### SHORT EXERCISE
Copy out the records precisely, omitting pictures.

### Dataset listings of figures
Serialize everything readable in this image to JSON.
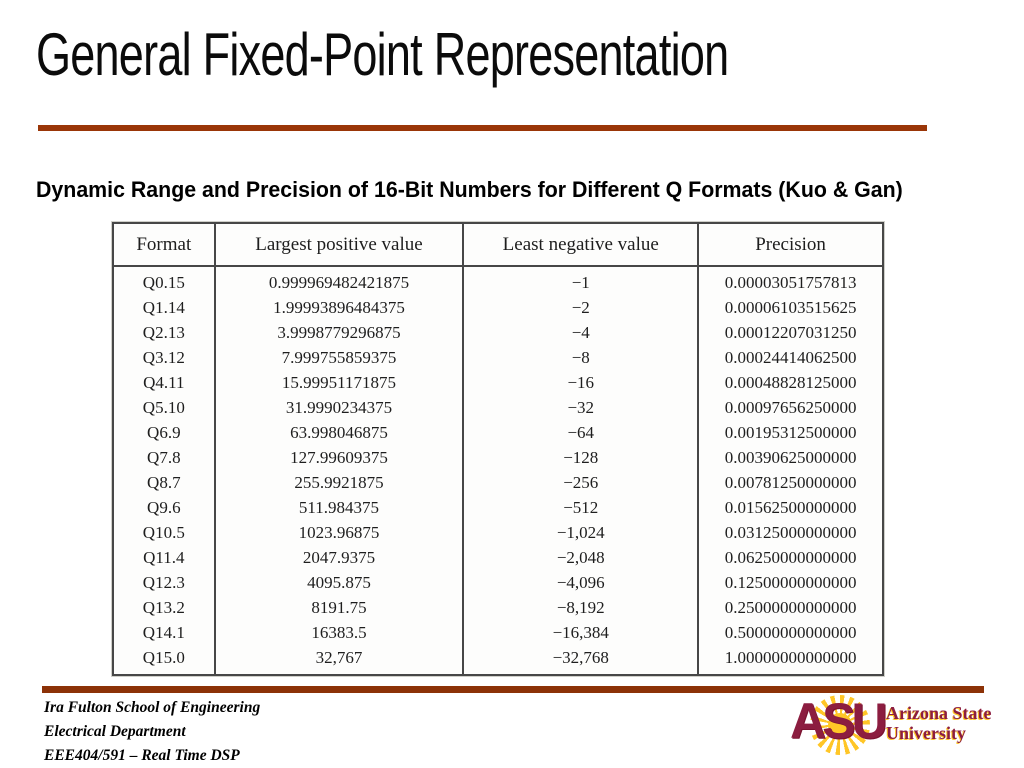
{
  "slide": {
    "title": "General Fixed-Point Representation",
    "subtitle": "Dynamic Range and Precision of 16-Bit Numbers for Different Q Formats (Kuo & Gan)"
  },
  "table": {
    "headers": [
      "Format",
      "Largest positive value",
      "Least negative value",
      "Precision"
    ],
    "rows": [
      [
        "Q0.15",
        "0.999969482421875",
        "−1",
        "0.00003051757813"
      ],
      [
        "Q1.14",
        "1.99993896484375",
        "−2",
        "0.00006103515625"
      ],
      [
        "Q2.13",
        "3.9998779296875",
        "−4",
        "0.00012207031250"
      ],
      [
        "Q3.12",
        "7.999755859375",
        "−8",
        "0.00024414062500"
      ],
      [
        "Q4.11",
        "15.99951171875",
        "−16",
        "0.00048828125000"
      ],
      [
        "Q5.10",
        "31.9990234375",
        "−32",
        "0.00097656250000"
      ],
      [
        "Q6.9",
        "63.998046875",
        "−64",
        "0.00195312500000"
      ],
      [
        "Q7.8",
        "127.99609375",
        "−128",
        "0.00390625000000"
      ],
      [
        "Q8.7",
        "255.9921875",
        "−256",
        "0.00781250000000"
      ],
      [
        "Q9.6",
        "511.984375",
        "−512",
        "0.01562500000000"
      ],
      [
        "Q10.5",
        "1023.96875",
        "−1,024",
        "0.03125000000000"
      ],
      [
        "Q11.4",
        "2047.9375",
        "−2,048",
        "0.06250000000000"
      ],
      [
        "Q12.3",
        "4095.875",
        "−4,096",
        "0.12500000000000"
      ],
      [
        "Q13.2",
        "8191.75",
        "−8,192",
        "0.25000000000000"
      ],
      [
        "Q14.1",
        "16383.5",
        "−16,384",
        "0.50000000000000"
      ],
      [
        "Q15.0",
        "32,767",
        "−32,768",
        "1.00000000000000"
      ]
    ]
  },
  "footer": {
    "lines": [
      "Ira Fulton School of Engineering",
      "Electrical Department",
      "EEE404/591 – Real Time DSP"
    ],
    "logo": {
      "acronym": "ASU",
      "name_line1": "Arizona State",
      "name_line2": "University"
    }
  },
  "colors": {
    "accent_rule": "#9a3608",
    "footer_rule": "#8c3207",
    "asu_maroon": "#8c1d40",
    "asu_gold": "#ffc627"
  }
}
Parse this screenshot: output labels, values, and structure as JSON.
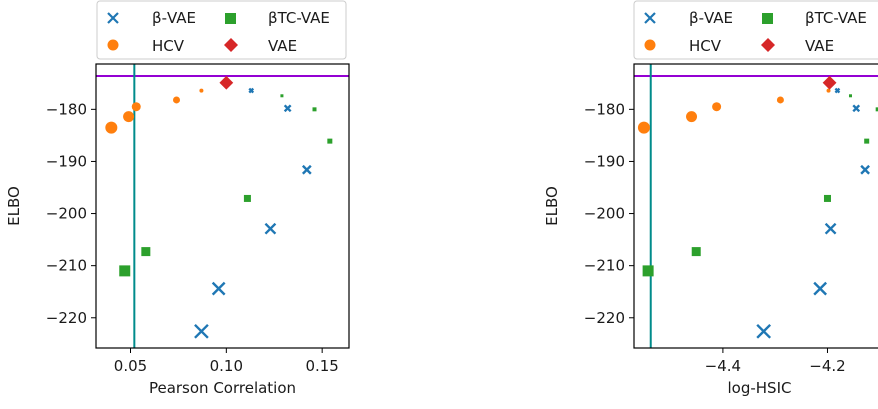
{
  "legend_entries": [
    {
      "label": "β-VAE",
      "marker": "x",
      "color": "#1f77b4"
    },
    {
      "label": "βTC-VAE",
      "marker": "square",
      "color": "#2ca02c"
    },
    {
      "label": "HCV",
      "marker": "circle",
      "color": "#ff7f0e"
    },
    {
      "label": "VAE",
      "marker": "diamond",
      "color": "#d62728"
    }
  ],
  "colors": {
    "beta_vae": "#1f77b4",
    "beta_tc_vae": "#2ca02c",
    "hcv": "#ff7f0e",
    "vae": "#d62728",
    "hline": "#9400d3",
    "vline": "#008b8b"
  },
  "chart_data": [
    {
      "type": "scatter",
      "xlabel": "Pearson Correlation",
      "ylabel": "ELBO",
      "xlim": [
        0.032,
        0.164
      ],
      "ylim": [
        -225.8,
        -171.3
      ],
      "xticks": [
        0.05,
        0.1,
        0.15
      ],
      "xtick_labels": [
        "0.05",
        "0.10",
        "0.15"
      ],
      "yticks": [
        -180,
        -190,
        -200,
        -210,
        -220
      ],
      "ytick_labels": [
        "−180",
        "−190",
        "−200",
        "−210",
        "−220"
      ],
      "legend": "top, outside plot",
      "grid": false,
      "hline": -173.6,
      "vline": 0.052,
      "series": [
        {
          "name": "β-VAE",
          "marker": "x",
          "x": [
            0.113,
            0.132,
            0.142,
            0.123,
            0.096,
            0.087
          ],
          "y": [
            -176.4,
            -179.8,
            -191.6,
            -202.9,
            -214.4,
            -222.6
          ],
          "sizes": [
            4,
            6,
            8,
            10,
            12,
            13
          ]
        },
        {
          "name": "βTC-VAE",
          "marker": "square",
          "x": [
            0.129,
            0.146,
            0.154,
            0.111,
            0.058,
            0.047
          ],
          "y": [
            -177.4,
            -180.0,
            -186.1,
            -197.1,
            -207.3,
            -211.0
          ],
          "sizes": [
            3,
            4,
            5,
            7,
            9,
            11
          ]
        },
        {
          "name": "HCV",
          "marker": "circle",
          "x": [
            0.087,
            0.074,
            0.053,
            0.049,
            0.04
          ],
          "y": [
            -176.4,
            -178.2,
            -179.5,
            -181.4,
            -183.5
          ],
          "sizes": [
            4,
            7,
            9,
            11,
            12
          ]
        },
        {
          "name": "VAE",
          "marker": "diamond",
          "x": [
            0.1
          ],
          "y": [
            -174.9
          ],
          "sizes": [
            12
          ]
        }
      ]
    },
    {
      "type": "scatter",
      "xlabel": "log-HSIC",
      "ylabel": "ELBO",
      "xlim": [
        -4.57,
        -4.09
      ],
      "ylim": [
        -225.8,
        -171.3
      ],
      "xticks": [
        -4.4,
        -4.2
      ],
      "xtick_labels": [
        "−4.4",
        "−4.2"
      ],
      "yticks": [
        -180,
        -190,
        -200,
        -210,
        -220
      ],
      "ytick_labels": [
        "−180",
        "−190",
        "−200",
        "−210",
        "−220"
      ],
      "legend": "top, outside plot",
      "grid": false,
      "hline": -173.6,
      "vline": -4.538,
      "series": [
        {
          "name": "β-VAE",
          "marker": "x",
          "x": [
            -4.181,
            -4.145,
            -4.128,
            -4.194,
            -4.214,
            -4.322
          ],
          "y": [
            -176.4,
            -179.8,
            -191.6,
            -202.9,
            -214.4,
            -222.6
          ],
          "sizes": [
            4,
            6,
            8,
            10,
            12,
            13
          ]
        },
        {
          "name": "βTC-VAE",
          "marker": "square",
          "x": [
            -4.156,
            -4.104,
            -4.125,
            -4.2,
            -4.451,
            -4.543
          ],
          "y": [
            -177.4,
            -180.0,
            -186.1,
            -197.1,
            -207.3,
            -211.0
          ],
          "sizes": [
            3,
            4,
            5,
            7,
            9,
            11
          ]
        },
        {
          "name": "HCV",
          "marker": "circle",
          "x": [
            -4.198,
            -4.29,
            -4.412,
            -4.46,
            -4.551
          ],
          "y": [
            -176.4,
            -178.2,
            -179.5,
            -181.4,
            -183.5
          ],
          "sizes": [
            4,
            7,
            9,
            11,
            12
          ]
        },
        {
          "name": "VAE",
          "marker": "diamond",
          "x": [
            -4.196
          ],
          "y": [
            -174.9
          ],
          "sizes": [
            12
          ]
        }
      ]
    }
  ]
}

### CORRECT OUTPUT
Serialize everything readable in this image to JSON.
{
  "slide": {
    "title": "General Fixed-Point Representation",
    "subtitle": "Dynamic Range and Precision of 16-Bit Numbers for Different Q Formats (Kuo & Gan)"
  },
  "table": {
    "headers": [
      "Format",
      "Largest positive value",
      "Least negative value",
      "Precision"
    ],
    "rows": [
      [
        "Q0.15",
        "0.999969482421875",
        "−1",
        "0.00003051757813"
      ],
      [
        "Q1.14",
        "1.99993896484375",
        "−2",
        "0.00006103515625"
      ],
      [
        "Q2.13",
        "3.9998779296875",
        "−4",
        "0.00012207031250"
      ],
      [
        "Q3.12",
        "7.999755859375",
        "−8",
        "0.00024414062500"
      ],
      [
        "Q4.11",
        "15.99951171875",
        "−16",
        "0.00048828125000"
      ],
      [
        "Q5.10",
        "31.9990234375",
        "−32",
        "0.00097656250000"
      ],
      [
        "Q6.9",
        "63.998046875",
        "−64",
        "0.00195312500000"
      ],
      [
        "Q7.8",
        "127.99609375",
        "−128",
        "0.00390625000000"
      ],
      [
        "Q8.7",
        "255.9921875",
        "−256",
        "0.00781250000000"
      ],
      [
        "Q9.6",
        "511.984375",
        "−512",
        "0.01562500000000"
      ],
      [
        "Q10.5",
        "1023.96875",
        "−1,024",
        "0.03125000000000"
      ],
      [
        "Q11.4",
        "2047.9375",
        "−2,048",
        "0.06250000000000"
      ],
      [
        "Q12.3",
        "4095.875",
        "−4,096",
        "0.12500000000000"
      ],
      [
        "Q13.2",
        "8191.75",
        "−8,192",
        "0.25000000000000"
      ],
      [
        "Q14.1",
        "16383.5",
        "−16,384",
        "0.50000000000000"
      ],
      [
        "Q15.0",
        "32,767",
        "−32,768",
        "1.00000000000000"
      ]
    ]
  },
  "footer": {
    "lines": [
      "Ira Fulton School of Engineering",
      "Electrical Department",
      "EEE404/591 – Real Time DSP"
    ],
    "logo": {
      "acronym": "ASU",
      "name_line1": "Arizona State",
      "name_line2": "University"
    }
  },
  "colors": {
    "accent_rule": "#9a3608",
    "footer_rule": "#8c3207",
    "asu_maroon": "#8c1d40",
    "asu_gold": "#ffc627"
  }
}
Parse this screenshot: output labels, values, and structure as JSON.
{
  "legend_entries": [
    {
      "label": "β-VAE",
      "marker": "x",
      "color": "#1f77b4"
    },
    {
      "label": "βTC-VAE",
      "marker": "square",
      "color": "#2ca02c"
    },
    {
      "label": "HCV",
      "marker": "circle",
      "color": "#ff7f0e"
    },
    {
      "label": "VAE",
      "marker": "diamond",
      "color": "#d62728"
    }
  ],
  "colors": {
    "beta_vae": "#1f77b4",
    "beta_tc_vae": "#2ca02c",
    "hcv": "#ff7f0e",
    "vae": "#d62728",
    "hline": "#9400d3",
    "vline": "#008b8b"
  },
  "chart_data": [
    {
      "type": "scatter",
      "xlabel": "Pearson Correlation",
      "ylabel": "ELBO",
      "xlim": [
        0.032,
        0.164
      ],
      "ylim": [
        -225.8,
        -171.3
      ],
      "xticks": [
        0.05,
        0.1,
        0.15
      ],
      "xtick_labels": [
        "0.05",
        "0.10",
        "0.15"
      ],
      "yticks": [
        -180,
        -190,
        -200,
        -210,
        -220
      ],
      "ytick_labels": [
        "−180",
        "−190",
        "−200",
        "−210",
        "−220"
      ],
      "legend": "top, outside plot",
      "grid": false,
      "hline": -173.6,
      "vline": 0.052,
      "series": [
        {
          "name": "β-VAE",
          "marker": "x",
          "x": [
            0.113,
            0.132,
            0.142,
            0.123,
            0.096,
            0.087
          ],
          "y": [
            -176.4,
            -179.8,
            -191.6,
            -202.9,
            -214.4,
            -222.6
          ],
          "sizes": [
            4,
            6,
            8,
            10,
            12,
            13
          ]
        },
        {
          "name": "βTC-VAE",
          "marker": "square",
          "x": [
            0.129,
            0.146,
            0.154,
            0.111,
            0.058,
            0.047
          ],
          "y": [
            -177.4,
            -180.0,
            -186.1,
            -197.1,
            -207.3,
            -211.0
          ],
          "sizes": [
            3,
            4,
            5,
            7,
            9,
            11
          ]
        },
        {
          "name": "HCV",
          "marker": "circle",
          "x": [
            0.087,
            0.074,
            0.053,
            0.049,
            0.04
          ],
          "y": [
            -176.4,
            -178.2,
            -179.5,
            -181.4,
            -183.5
          ],
          "sizes": [
            4,
            7,
            9,
            11,
            12
          ]
        },
        {
          "name": "VAE",
          "marker": "diamond",
          "x": [
            0.1
          ],
          "y": [
            -174.9
          ],
          "sizes": [
            12
          ]
        }
      ]
    },
    {
      "type": "scatter",
      "xlabel": "log-HSIC",
      "ylabel": "ELBO",
      "xlim": [
        -4.57,
        -4.09
      ],
      "ylim": [
        -225.8,
        -171.3
      ],
      "xticks": [
        -4.4,
        -4.2
      ],
      "xtick_labels": [
        "−4.4",
        "−4.2"
      ],
      "yticks": [
        -180,
        -190,
        -200,
        -210,
        -220
      ],
      "ytick_labels": [
        "−180",
        "−190",
        "−200",
        "−210",
        "−220"
      ],
      "legend": "top, outside plot",
      "grid": false,
      "hline": -173.6,
      "vline": -4.538,
      "series": [
        {
          "name": "β-VAE",
          "marker": "x",
          "x": [
            -4.181,
            -4.145,
            -4.128,
            -4.194,
            -4.214,
            -4.322
          ],
          "y": [
            -176.4,
            -179.8,
            -191.6,
            -202.9,
            -214.4,
            -222.6
          ],
          "sizes": [
            4,
            6,
            8,
            10,
            12,
            13
          ]
        },
        {
          "name": "βTC-VAE",
          "marker": "square",
          "x": [
            -4.156,
            -4.104,
            -4.125,
            -4.2,
            -4.451,
            -4.543
          ],
          "y": [
            -177.4,
            -180.0,
            -186.1,
            -197.1,
            -207.3,
            -211.0
          ],
          "sizes": [
            3,
            4,
            5,
            7,
            9,
            11
          ]
        },
        {
          "name": "HCV",
          "marker": "circle",
          "x": [
            -4.198,
            -4.29,
            -4.412,
            -4.46,
            -4.551
          ],
          "y": [
            -176.4,
            -178.2,
            -179.5,
            -181.4,
            -183.5
          ],
          "sizes": [
            4,
            7,
            9,
            11,
            12
          ]
        },
        {
          "name": "VAE",
          "marker": "diamond",
          "x": [
            -4.196
          ],
          "y": [
            -174.9
          ],
          "sizes": [
            12
          ]
        }
      ]
    }
  ]
}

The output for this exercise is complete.